** start Dataset content **
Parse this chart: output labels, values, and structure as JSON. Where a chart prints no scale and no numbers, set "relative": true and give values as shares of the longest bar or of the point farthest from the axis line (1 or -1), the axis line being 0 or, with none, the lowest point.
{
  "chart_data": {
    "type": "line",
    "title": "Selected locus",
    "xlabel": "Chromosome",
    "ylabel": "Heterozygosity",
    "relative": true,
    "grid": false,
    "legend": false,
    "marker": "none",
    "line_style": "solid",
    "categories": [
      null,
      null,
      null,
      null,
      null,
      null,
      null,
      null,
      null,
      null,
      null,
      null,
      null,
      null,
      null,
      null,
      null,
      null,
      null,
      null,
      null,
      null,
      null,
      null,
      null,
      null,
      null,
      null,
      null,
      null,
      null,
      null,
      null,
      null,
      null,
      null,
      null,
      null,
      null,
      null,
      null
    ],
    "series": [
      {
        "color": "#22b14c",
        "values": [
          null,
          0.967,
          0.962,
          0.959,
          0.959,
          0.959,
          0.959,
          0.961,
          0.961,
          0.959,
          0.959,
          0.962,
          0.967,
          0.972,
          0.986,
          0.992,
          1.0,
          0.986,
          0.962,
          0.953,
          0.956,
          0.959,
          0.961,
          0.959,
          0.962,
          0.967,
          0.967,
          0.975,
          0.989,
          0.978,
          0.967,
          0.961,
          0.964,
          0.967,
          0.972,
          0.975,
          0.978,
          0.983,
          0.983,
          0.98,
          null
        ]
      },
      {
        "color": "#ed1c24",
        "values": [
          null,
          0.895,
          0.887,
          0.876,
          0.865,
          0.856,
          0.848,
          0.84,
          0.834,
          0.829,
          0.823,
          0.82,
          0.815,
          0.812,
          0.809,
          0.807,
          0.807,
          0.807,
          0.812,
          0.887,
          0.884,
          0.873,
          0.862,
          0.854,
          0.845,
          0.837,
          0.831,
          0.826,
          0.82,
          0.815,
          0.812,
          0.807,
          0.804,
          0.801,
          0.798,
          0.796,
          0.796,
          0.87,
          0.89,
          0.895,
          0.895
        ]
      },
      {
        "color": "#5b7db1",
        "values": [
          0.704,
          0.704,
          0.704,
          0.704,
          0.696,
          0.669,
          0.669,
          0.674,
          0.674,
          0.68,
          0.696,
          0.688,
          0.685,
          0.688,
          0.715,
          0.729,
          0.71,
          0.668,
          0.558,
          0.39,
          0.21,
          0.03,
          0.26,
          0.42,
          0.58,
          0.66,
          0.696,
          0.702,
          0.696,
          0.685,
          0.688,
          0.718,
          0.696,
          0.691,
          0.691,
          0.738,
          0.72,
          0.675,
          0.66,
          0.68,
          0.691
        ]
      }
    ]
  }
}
** end Dataset content **
Pick out each line in the material containing "relative".

■ Response to this exercise
Parse this chart: output labels, values, and structure as JSON. Where a chart prints no scale and no numbers, set "relative": true and give values as shares of the longest bar or of the point farthest from the axis line (1 or -1), the axis line being 0 or, with none, the lowest point.
    "relative": true,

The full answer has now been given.